* begin ITEMS *
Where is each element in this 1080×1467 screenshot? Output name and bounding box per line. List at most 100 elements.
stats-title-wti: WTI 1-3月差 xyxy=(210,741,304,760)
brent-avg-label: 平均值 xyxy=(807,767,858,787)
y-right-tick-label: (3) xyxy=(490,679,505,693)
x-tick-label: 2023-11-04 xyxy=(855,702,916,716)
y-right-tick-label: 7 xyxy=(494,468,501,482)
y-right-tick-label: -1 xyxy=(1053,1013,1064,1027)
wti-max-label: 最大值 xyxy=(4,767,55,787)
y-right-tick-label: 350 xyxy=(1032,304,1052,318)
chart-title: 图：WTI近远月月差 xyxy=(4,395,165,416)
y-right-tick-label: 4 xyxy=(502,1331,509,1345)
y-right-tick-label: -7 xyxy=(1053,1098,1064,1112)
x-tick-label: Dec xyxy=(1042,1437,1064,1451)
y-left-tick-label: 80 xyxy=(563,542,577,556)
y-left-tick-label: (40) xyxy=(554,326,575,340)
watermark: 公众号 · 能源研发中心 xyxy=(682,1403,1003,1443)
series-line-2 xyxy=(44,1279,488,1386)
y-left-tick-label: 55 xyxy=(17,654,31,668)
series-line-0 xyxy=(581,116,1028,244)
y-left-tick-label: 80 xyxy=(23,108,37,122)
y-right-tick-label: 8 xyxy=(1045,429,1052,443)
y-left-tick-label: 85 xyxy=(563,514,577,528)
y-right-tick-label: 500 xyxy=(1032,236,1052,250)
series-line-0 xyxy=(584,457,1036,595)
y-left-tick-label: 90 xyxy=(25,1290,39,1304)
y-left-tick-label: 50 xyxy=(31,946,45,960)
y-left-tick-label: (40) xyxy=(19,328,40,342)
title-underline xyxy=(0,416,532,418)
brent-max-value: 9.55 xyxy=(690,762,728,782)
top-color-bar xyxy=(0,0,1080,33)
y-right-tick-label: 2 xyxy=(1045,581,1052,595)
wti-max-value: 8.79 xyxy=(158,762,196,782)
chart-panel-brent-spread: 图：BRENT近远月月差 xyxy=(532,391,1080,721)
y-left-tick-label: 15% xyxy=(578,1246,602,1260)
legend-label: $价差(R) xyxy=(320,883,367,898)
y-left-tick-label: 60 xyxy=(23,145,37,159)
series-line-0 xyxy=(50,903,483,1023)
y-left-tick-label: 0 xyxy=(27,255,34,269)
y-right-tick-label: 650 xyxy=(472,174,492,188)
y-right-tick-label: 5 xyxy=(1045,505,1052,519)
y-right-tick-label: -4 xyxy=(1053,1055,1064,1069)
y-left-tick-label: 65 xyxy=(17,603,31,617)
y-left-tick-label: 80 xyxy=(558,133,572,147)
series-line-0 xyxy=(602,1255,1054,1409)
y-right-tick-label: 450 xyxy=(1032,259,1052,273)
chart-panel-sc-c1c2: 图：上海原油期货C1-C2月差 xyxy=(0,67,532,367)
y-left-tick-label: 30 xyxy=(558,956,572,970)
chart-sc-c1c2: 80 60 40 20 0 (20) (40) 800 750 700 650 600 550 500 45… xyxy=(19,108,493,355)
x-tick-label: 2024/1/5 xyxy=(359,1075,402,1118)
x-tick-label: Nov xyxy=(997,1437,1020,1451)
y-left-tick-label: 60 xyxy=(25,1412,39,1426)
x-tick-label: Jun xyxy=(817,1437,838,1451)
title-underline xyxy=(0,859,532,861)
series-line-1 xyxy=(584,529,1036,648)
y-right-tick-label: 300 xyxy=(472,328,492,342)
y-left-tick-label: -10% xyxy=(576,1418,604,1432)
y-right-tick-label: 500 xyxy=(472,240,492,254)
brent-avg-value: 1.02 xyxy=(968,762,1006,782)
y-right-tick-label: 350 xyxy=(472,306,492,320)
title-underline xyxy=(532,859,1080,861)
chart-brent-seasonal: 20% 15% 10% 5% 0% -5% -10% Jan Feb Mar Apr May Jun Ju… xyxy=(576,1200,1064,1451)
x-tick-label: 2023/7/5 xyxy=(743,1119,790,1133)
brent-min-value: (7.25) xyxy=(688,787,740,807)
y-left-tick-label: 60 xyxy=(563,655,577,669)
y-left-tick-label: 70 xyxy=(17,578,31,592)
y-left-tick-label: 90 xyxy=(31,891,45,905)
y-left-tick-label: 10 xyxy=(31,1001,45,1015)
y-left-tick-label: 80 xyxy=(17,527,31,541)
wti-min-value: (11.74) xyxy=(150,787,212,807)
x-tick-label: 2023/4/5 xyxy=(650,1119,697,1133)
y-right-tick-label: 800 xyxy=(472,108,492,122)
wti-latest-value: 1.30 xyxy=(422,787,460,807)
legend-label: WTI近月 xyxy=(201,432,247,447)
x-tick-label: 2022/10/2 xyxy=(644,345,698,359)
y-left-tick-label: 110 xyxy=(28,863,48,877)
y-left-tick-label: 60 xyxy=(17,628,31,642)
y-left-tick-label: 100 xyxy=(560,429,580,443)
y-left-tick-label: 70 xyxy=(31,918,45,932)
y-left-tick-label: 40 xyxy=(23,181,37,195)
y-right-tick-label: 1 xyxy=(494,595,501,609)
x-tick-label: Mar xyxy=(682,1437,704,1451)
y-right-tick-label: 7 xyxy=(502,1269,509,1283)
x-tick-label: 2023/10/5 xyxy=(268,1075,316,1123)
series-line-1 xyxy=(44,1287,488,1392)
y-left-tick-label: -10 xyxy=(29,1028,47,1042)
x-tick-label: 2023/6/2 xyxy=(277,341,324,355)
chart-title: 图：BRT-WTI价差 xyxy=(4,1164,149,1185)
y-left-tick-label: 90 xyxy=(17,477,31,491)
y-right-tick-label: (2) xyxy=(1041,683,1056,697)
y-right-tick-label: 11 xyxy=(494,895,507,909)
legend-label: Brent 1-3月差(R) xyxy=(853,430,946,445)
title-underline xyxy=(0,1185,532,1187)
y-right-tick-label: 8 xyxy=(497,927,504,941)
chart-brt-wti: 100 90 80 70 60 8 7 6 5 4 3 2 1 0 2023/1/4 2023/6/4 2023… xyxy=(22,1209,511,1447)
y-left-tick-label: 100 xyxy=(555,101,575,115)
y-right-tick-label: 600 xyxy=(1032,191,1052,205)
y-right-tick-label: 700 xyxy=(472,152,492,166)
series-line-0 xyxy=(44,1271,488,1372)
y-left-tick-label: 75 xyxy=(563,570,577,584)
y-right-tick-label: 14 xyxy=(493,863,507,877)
* end ITEMS *
◆ STATED TASK
Rewrite the material from its start up to and including the line containing "brent-avg-label: 平均值 xyxy=(807,767,858,787)", replacing "bounding box" with "enclosing rectangle" and keeping everything else unchanged. Return only those lines.

◆ WRITTEN ANSWER
Where is each element in this 1080×1467 screenshot? Output name and enclosing rectangle per line. List at most 100 elements.
stats-title-wti: WTI 1-3月差 xyxy=(210,741,304,760)
brent-avg-label: 平均值 xyxy=(807,767,858,787)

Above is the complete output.